* What to work on
Transcribe all the entries word for word, omitting any pictures they contain.

** START OF Data supplied **

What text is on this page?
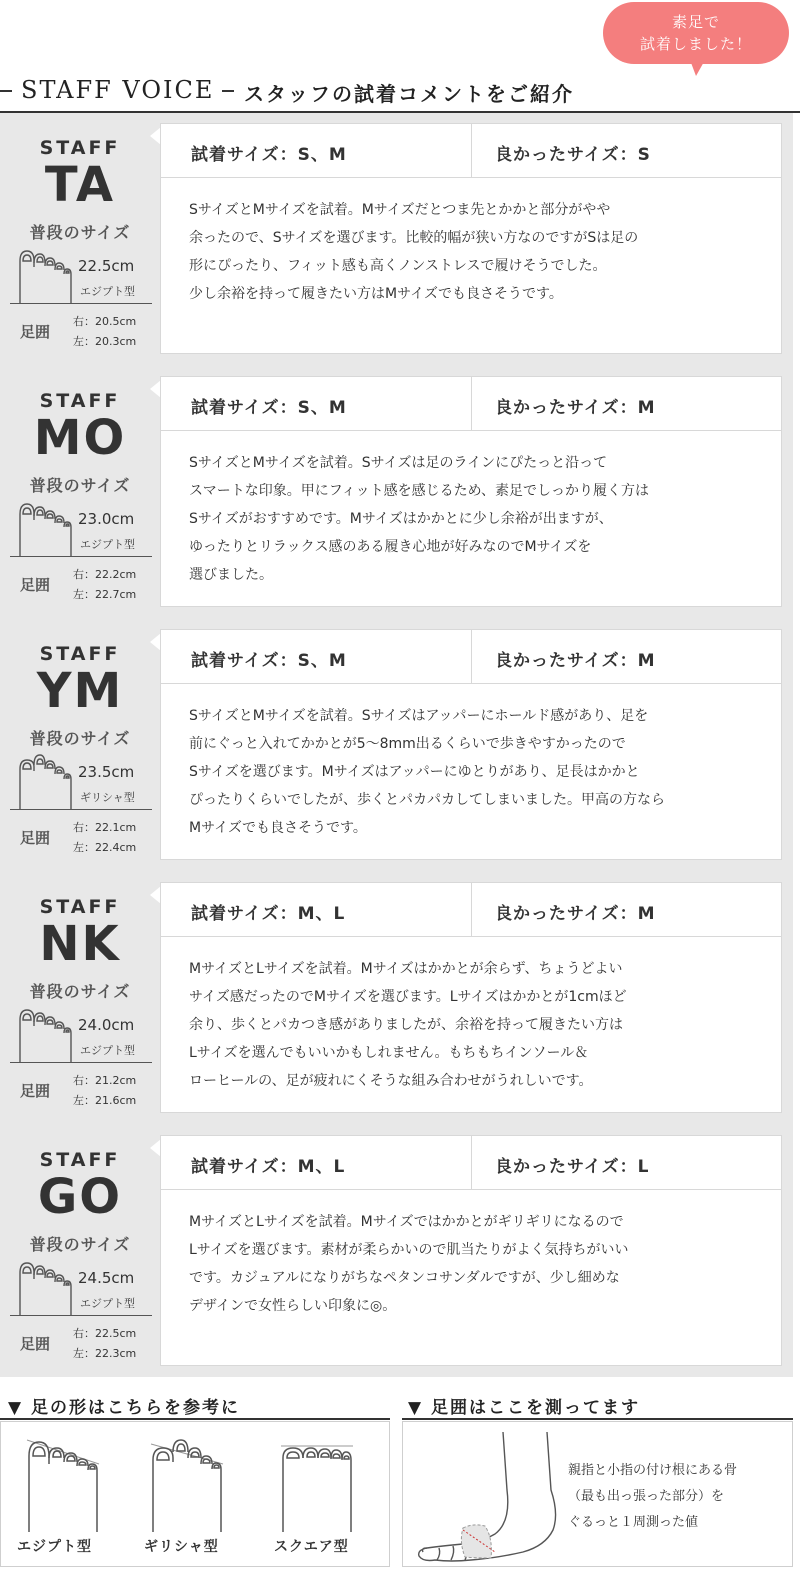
素足で
試着しました！
STAFF VOICE スタッフの試着コメントをご紹介
STAFF
TA
普段のサイズ
22.5cm
エジプト型
足囲
右：20.5cm
左：20.3cm
試着サイズ：S、M	良かったサイズ：S
SサイズとMサイズを試着。Mサイズだとつま先とかかと部分がやや
余ったので、Sサイズを選びます。比較的幅が狭い方なのですがSは足の
形にぴったり、フィット感も高くノンストレスで履けそうでした。
少し余裕を持って履きたい方はMサイズでも良さそうです。
STAFF
MO
普段のサイズ
23.0cm
エジプト型
足囲
右：22.2cm
左：22.7cm
試着サイズ：S、M	良かったサイズ：M
SサイズとMサイズを試着。Sサイズは足のラインにぴたっと沿って
スマートな印象。甲にフィット感を感じるため、素足でしっかり履く方は
Sサイズがおすすめです。Mサイズはかかとに少し余裕が出ますが、
ゆったりとリラックス感のある履き心地が好みなのでMサイズを
選びました。
STAFF
YM
普段のサイズ
23.5cm
ギリシャ型
足囲
右：22.1cm
左：22.4cm
試着サイズ：S、M	良かったサイズ：M
SサイズとMサイズを試着。Sサイズはアッパーにホールド感があり、足を
前にぐっと入れてかかとが5〜8mm出るくらいで歩きやすかったので
Sサイズを選びます。Mサイズはアッパーにゆとりがあり、足長はかかと
ぴったりくらいでしたが、歩くとパカパカしてしまいました。甲高の方なら
Mサイズでも良さそうです。
STAFF
NK
普段のサイズ
24.0cm
エジプト型
足囲
右：21.2cm
左：21.6cm
試着サイズ：M、L	良かったサイズ：M
MサイズとLサイズを試着。Mサイズはかかとが余らず、ちょうどよい
サイズ感だったのでMサイズを選びます。Lサイズはかかとが1cmほど
余り、歩くとパカつき感がありましたが、余裕を持って履きたい方は
Lサイズを選んでもいいかもしれません。もちもちインソール＆
ローヒールの、足が疲れにくそうな組み合わせがうれしいです。
STAFF
GO
普段のサイズ
24.5cm
エジプト型
足囲
右：22.5cm
左：22.3cm
試着サイズ：M、L	良かったサイズ：L
MサイズとLサイズを試着。Mサイズではかかとがギリギリになるので
Lサイズを選びます。素材が柔らかいので肌当たりがよく気持ちがいい
です。カジュアルになりがちなペタンコサンダルですが、少し細めな
デザインで女性らしい印象に◎。
▼ 足の形はこちらを参考に
エジプト型	ギリシャ型	スクエア型
▼ 足囲はここを測ってます
親指と小指の付け根にある骨
（最も出っ張った部分）を
ぐるっと１周測った値
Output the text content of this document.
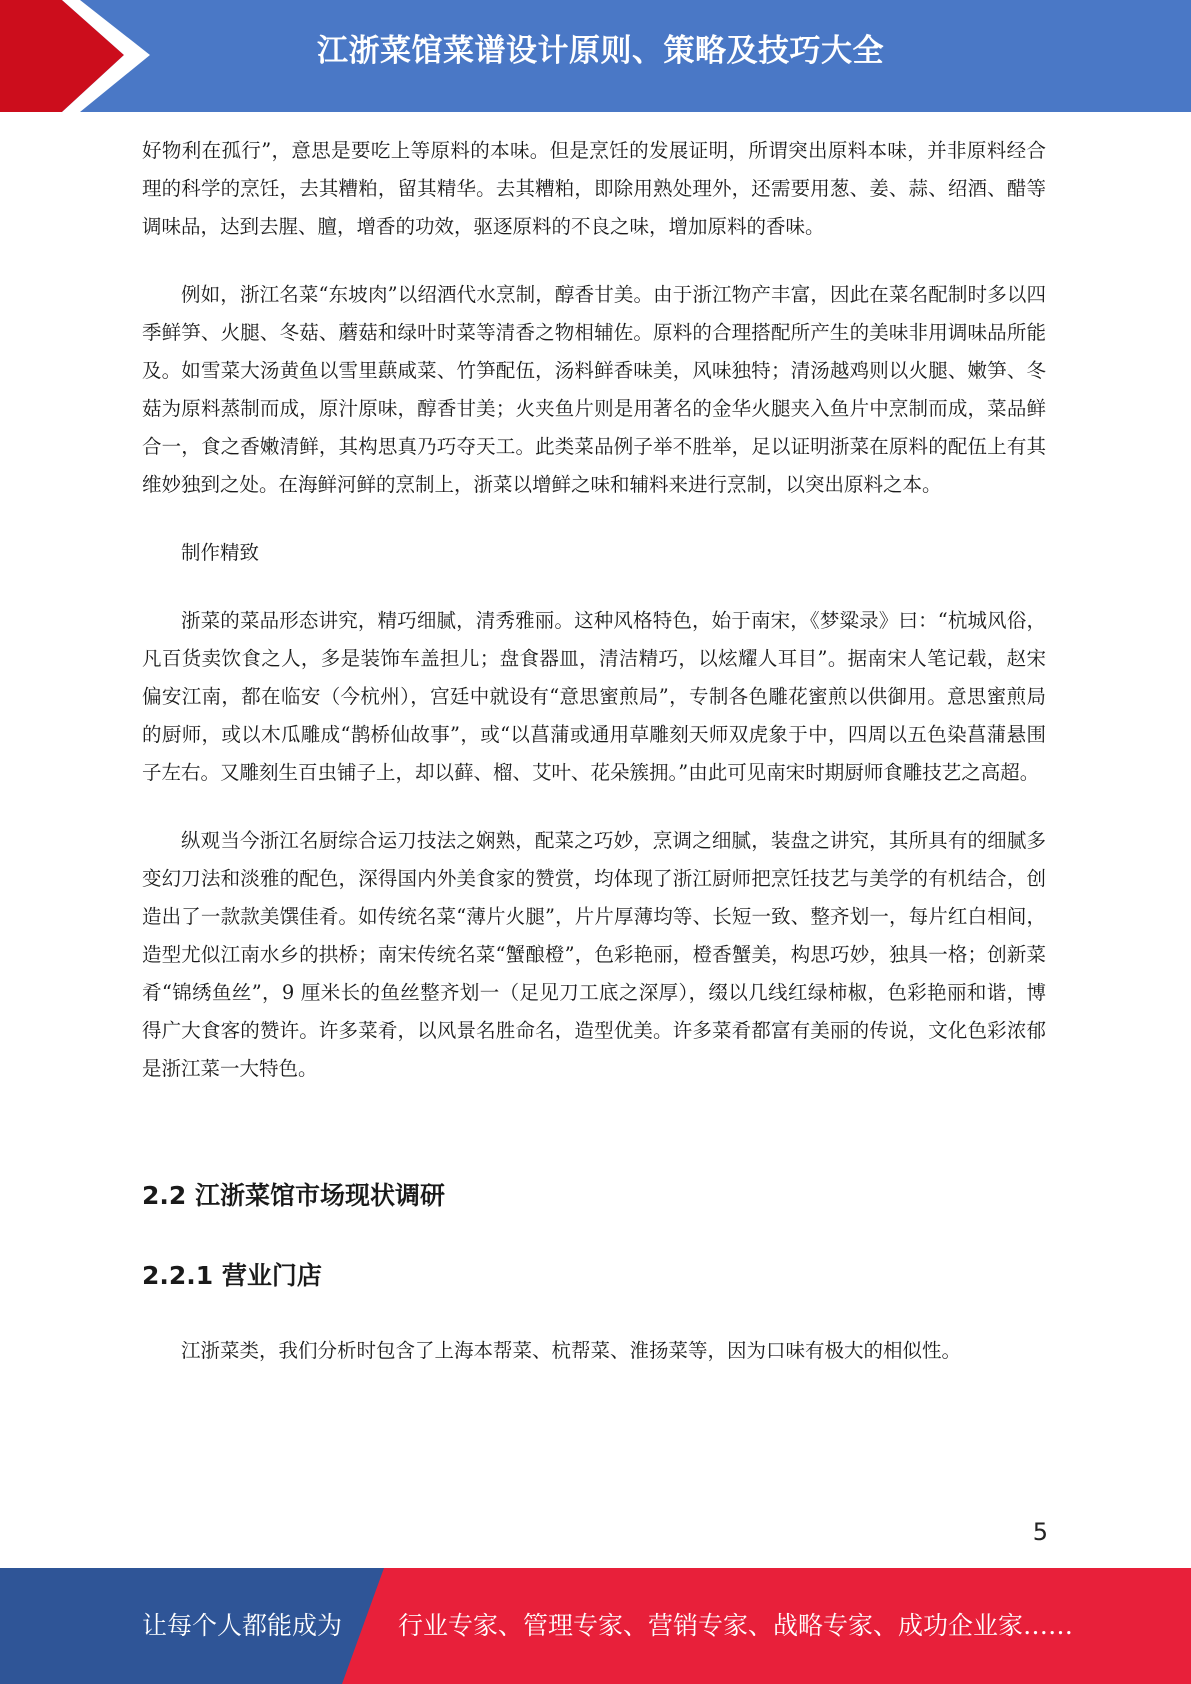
江浙菜馆菜谱设计原则、策略及技巧大全

好物利在孤行”，意思是要吃上等原料的本味。但是烹饪的发展证明，所谓突出原料本味，并非原料经合理的科学的烹饪，去其糟粕，留其精华。去其糟粕，即除用熟处理外，还需要用葱、姜、蒜、绍酒、醋等调味品，达到去腥、膻，增香的功效，驱逐原料的不良之味，增加原料的香味。

例如，浙江名菜“东坡肉”以绍酒代水烹制，醇香甘美。由于浙江物产丰富，因此在菜名配制时多以四季鲜笋、火腿、冬菇、蘑菇和绿叶时菜等清香之物相辅佐。原料的合理搭配所产生的美味非用调味品所能及。如雪菜大汤黄鱼以雪里蕻咸菜、竹笋配伍，汤料鲜香味美，风味独特；清汤越鸡则以火腿、嫩笋、冬菇为原料蒸制而成，原汁原味，醇香甘美；火夹鱼片则是用著名的金华火腿夹入鱼片中烹制而成，菜品鲜合一，食之香嫩清鲜，其构思真乃巧夺天工。此类菜品例子举不胜举，足以证明浙菜在原料的配伍上有其维妙独到之处。在海鲜河鲜的烹制上，浙菜以增鲜之味和辅料来进行烹制，以突出原料之本。

制作精致

浙菜的菜品形态讲究，精巧细腻，清秀雅丽。这种风格特色，始于南宋，《梦粱录》曰：“杭城风俗，凡百货卖饮食之人，多是装饰车盖担儿；盘食器皿，清洁精巧，以炫耀人耳目”。据南宋人笔记载，赵宋偏安江南，都在临安（今杭州），宫廷中就设有“意思蜜煎局”，专制各色雕花蜜煎以供御用。意思蜜煎局的厨师，或以木瓜雕成“鹊桥仙故事”，或“以菖蒲或通用草雕刻天师双虎象于中，四周以五色染菖蒲悬围子左右。又雕刻生百虫铺子上，却以藓、榴、艾叶、花朵簇拥。”由此可见南宋时期厨师食雕技艺之高超。

纵观当今浙江名厨综合运刀技法之娴熟，配菜之巧妙，烹调之细腻，装盘之讲究，其所具有的细腻多变幻刀法和淡雅的配色，深得国内外美食家的赞赏，均体现了浙江厨师把烹饪技艺与美学的有机结合，创造出了一款款美馔佳肴。如传统名菜“薄片火腿”，片片厚薄均等、长短一致、整齐划一，每片红白相间，造型尤似江南水乡的拱桥；南宋传统名菜“蟹酿橙”，色彩艳丽，橙香蟹美，构思巧妙，独具一格；创新菜肴“锦绣鱼丝”，9 厘米长的鱼丝整齐划一（足见刀工底之深厚），缀以几线红绿柿椒，色彩艳丽和谐，博得广大食客的赞许。许多菜肴，以风景名胜命名，造型优美。许多菜肴都富有美丽的传说，文化色彩浓郁是浙江菜一大特色。

2.2 江浙菜馆市场现状调研
2.2.1 营业门店

江浙菜类，我们分析时包含了上海本帮菜、杭帮菜、淮扬菜等，因为口味有极大的相似性。

5
让每个人都能成为 行业专家、管理专家、营销专家、战略专家、成功企业家……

** END OF Data supplied **

* Solution for this task
What text is on this page?
素足で
試着しました！
STAFF VOICE スタッフの試着コメントをご紹介
STAFF
TA
普段のサイズ
22.5cm
エジプト型
足囲
右：20.5cm
左：20.3cm
試着サイズ：S、M	良かったサイズ：S
SサイズとMサイズを試着。Mサイズだとつま先とかかと部分がやや
余ったので、Sサイズを選びます。比較的幅が狭い方なのですがSは足の
形にぴったり、フィット感も高くノンストレスで履けそうでした。
少し余裕を持って履きたい方はMサイズでも良さそうです。
STAFF
MO
普段のサイズ
23.0cm
エジプト型
足囲
右：22.2cm
左：22.7cm
試着サイズ：S、M	良かったサイズ：M
SサイズとMサイズを試着。Sサイズは足のラインにぴたっと沿って
スマートな印象。甲にフィット感を感じるため、素足でしっかり履く方は
Sサイズがおすすめです。Mサイズはかかとに少し余裕が出ますが、
ゆったりとリラックス感のある履き心地が好みなのでMサイズを
選びました。
STAFF
YM
普段のサイズ
23.5cm
ギリシャ型
足囲
右：22.1cm
左：22.4cm
試着サイズ：S、M	良かったサイズ：M
SサイズとMサイズを試着。Sサイズはアッパーにホールド感があり、足を
前にぐっと入れてかかとが5〜8mm出るくらいで歩きやすかったので
Sサイズを選びます。Mサイズはアッパーにゆとりがあり、足長はかかと
ぴったりくらいでしたが、歩くとパカパカしてしまいました。甲高の方なら
Mサイズでも良さそうです。
STAFF
NK
普段のサイズ
24.0cm
エジプト型
足囲
右：21.2cm
左：21.6cm
試着サイズ：M、L	良かったサイズ：M
MサイズとLサイズを試着。Mサイズはかかとが余らず、ちょうどよい
サイズ感だったのでMサイズを選びます。Lサイズはかかとが1cmほど
余り、歩くとパカつき感がありましたが、余裕を持って履きたい方は
Lサイズを選んでもいいかもしれません。もちもちインソール＆
ローヒールの、足が疲れにくそうな組み合わせがうれしいです。
STAFF
GO
普段のサイズ
24.5cm
エジプト型
足囲
右：22.5cm
左：22.3cm
試着サイズ：M、L	良かったサイズ：L
MサイズとLサイズを試着。Mサイズではかかとがギリギリになるので
Lサイズを選びます。素材が柔らかいので肌当たりがよく気持ちがいい
です。カジュアルになりがちなペタンコサンダルですが、少し細めな
デザインで女性らしい印象に◎。
▼ 足の形はこちらを参考に
エジプト型	ギリシャ型	スクエア型
▼ 足囲はここを測ってます
親指と小指の付け根にある骨
（最も出っ張った部分）を
ぐるっと１周測った値
Output the text content of this document.
江浙菜馆菜谱设计原则、策略及技巧大全

好物利在孤行”，意思是要吃上等原料的本味。但是烹饪的发展证明，所谓突出原料本味，并非原料经合理的科学的烹饪，去其糟粕，留其精华。去其糟粕，即除用熟处理外，还需要用葱、姜、蒜、绍酒、醋等调味品，达到去腥、膻，增香的功效，驱逐原料的不良之味，增加原料的香味。

例如，浙江名菜“东坡肉”以绍酒代水烹制，醇香甘美。由于浙江物产丰富，因此在菜名配制时多以四季鲜笋、火腿、冬菇、蘑菇和绿叶时菜等清香之物相辅佐。原料的合理搭配所产生的美味非用调味品所能及。如雪菜大汤黄鱼以雪里蕻咸菜、竹笋配伍，汤料鲜香味美，风味独特；清汤越鸡则以火腿、嫩笋、冬菇为原料蒸制而成，原汁原味，醇香甘美；火夹鱼片则是用著名的金华火腿夹入鱼片中烹制而成，菜品鲜合一，食之香嫩清鲜，其构思真乃巧夺天工。此类菜品例子举不胜举，足以证明浙菜在原料的配伍上有其维妙独到之处。在海鲜河鲜的烹制上，浙菜以增鲜之味和辅料来进行烹制，以突出原料之本。

制作精致

浙菜的菜品形态讲究，精巧细腻，清秀雅丽。这种风格特色，始于南宋，《梦粱录》曰：“杭城风俗，凡百货卖饮食之人，多是装饰车盖担儿；盘食器皿，清洁精巧，以炫耀人耳目”。据南宋人笔记载，赵宋偏安江南，都在临安（今杭州），宫廷中就设有“意思蜜煎局”，专制各色雕花蜜煎以供御用。意思蜜煎局的厨师，或以木瓜雕成“鹊桥仙故事”，或“以菖蒲或通用草雕刻天师双虎象于中，四周以五色染菖蒲悬围子左右。又雕刻生百虫铺子上，却以藓、榴、艾叶、花朵簇拥。”由此可见南宋时期厨师食雕技艺之高超。

纵观当今浙江名厨综合运刀技法之娴熟，配菜之巧妙，烹调之细腻，装盘之讲究，其所具有的细腻多变幻刀法和淡雅的配色，深得国内外美食家的赞赏，均体现了浙江厨师把烹饪技艺与美学的有机结合，创造出了一款款美馔佳肴。如传统名菜“薄片火腿”，片片厚薄均等、长短一致、整齐划一，每片红白相间，造型尤似江南水乡的拱桥；南宋传统名菜“蟹酿橙”，色彩艳丽，橙香蟹美，构思巧妙，独具一格；创新菜肴“锦绣鱼丝”，9 厘米长的鱼丝整齐划一（足见刀工底之深厚），缀以几线红绿柿椒，色彩艳丽和谐，博得广大食客的赞许。许多菜肴，以风景名胜命名，造型优美。许多菜肴都富有美丽的传说，文化色彩浓郁是浙江菜一大特色。

2.2 江浙菜馆市场现状调研
2.2.1 营业门店

江浙菜类，我们分析时包含了上海本帮菜、杭帮菜、淮扬菜等，因为口味有极大的相似性。

5
让每个人都能成为 行业专家、管理专家、营销专家、战略专家、成功企业家……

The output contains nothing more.